原文:
Java动态代理分析及理解

Java动态代理分析及理解

代理设计模式

定义:为其他对象提供一种代理以控制对这个对象的访问。

动态代理使用

java动态代理机制以巧妙的方式实现了代理模式的设计理念。

代理模式示例代码

public interface Subject  
{  
 public void doSomething();  
}  
public class RealSubject implements Subject  
{  
 public void doSomething()  
 {  
  System.out.println( "call doSomething()" );  
 }  
}  
public class ProxyHandler implements InvocationHandler  
{  
 private Object proxied;  
   
 public ProxyHandler( Object proxied )  
 {  
  this.proxied = proxied;  
 }  
   
 public Object invoke( Object proxy, Method method, Object[] args ) throws Throwable  
 {  
  //在转调具体目标对象之前,可以执行一些功能处理

  //转调具体目标对象的方法
  return method.invoke( proxied, args); 
  
  //在转调具体目标对象之后,可以执行一些功能处理
 }  
} 
import java.lang.reflect.InvocationHandler;  
import java.lang.reflect.Method;  
import java.lang.reflect.Proxy;  
import sun.misc.ProxyGenerator;  
import java.io.*;  
public class DynamicProxy  
{  
 public static void main( String args[] )  
 {  
  RealSubject real = new RealSubject();  
  Subject proxySubject = (Subject)Proxy.newProxyInstance(Subject.class.getClassLoader(), 
   new Class[]{Subject.class}, 
   new ProxyHandler(real));
     
  proxySubject.doSomething();
  
  //write proxySubject class binary data to file  
  createProxyClassFile();  
 }  
   
 public static void createProxyClassFile()  
 {  
  String name = "ProxySubject";  
  byte[] data = ProxyGenerator.generateProxyClass( name, new Class[] { Subject.class } );  
  try 
  {  
   FileOutputStream out = new FileOutputStream( name + ".class" );  
   out.write( data );  
   out.close();  
  }  
  catch( Exception e )

任务目标: 在讲Java动态代理的原文中，示例代码用import语句导入了哪些类或包？请全部列出。

数据:
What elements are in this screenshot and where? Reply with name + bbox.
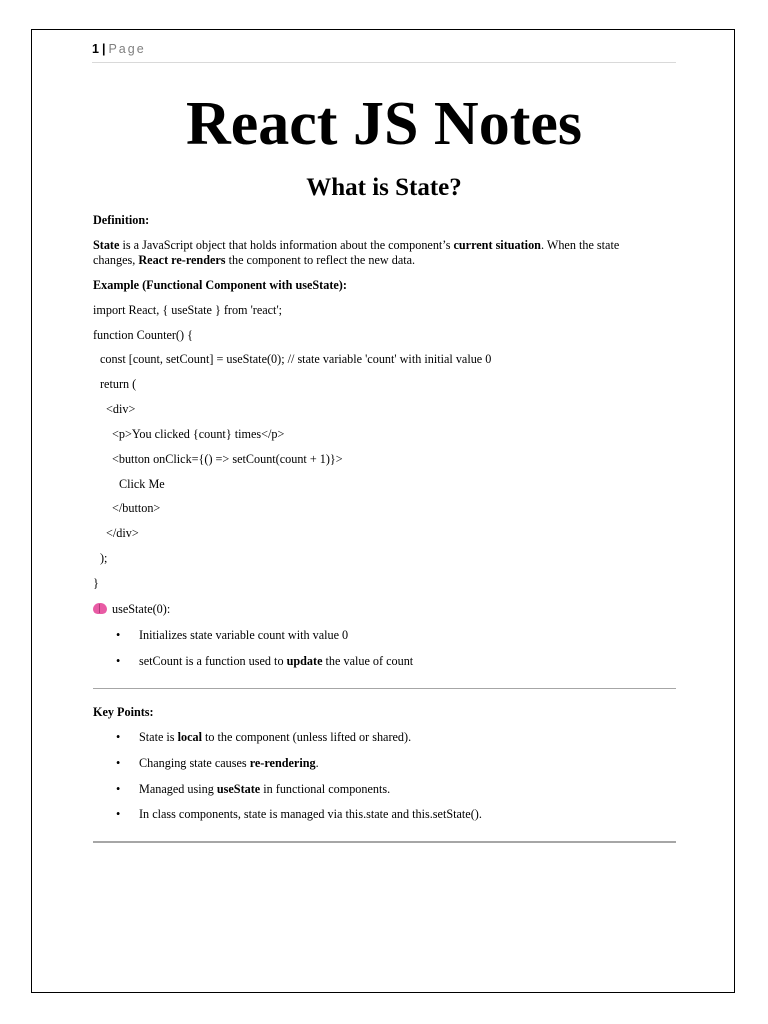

练习答案:
java.lang.reflect.InvocationHandler
java.lang.reflect.Method
java.lang.reflect.Proxy
sun.misc.ProxyGenerator
java.io.*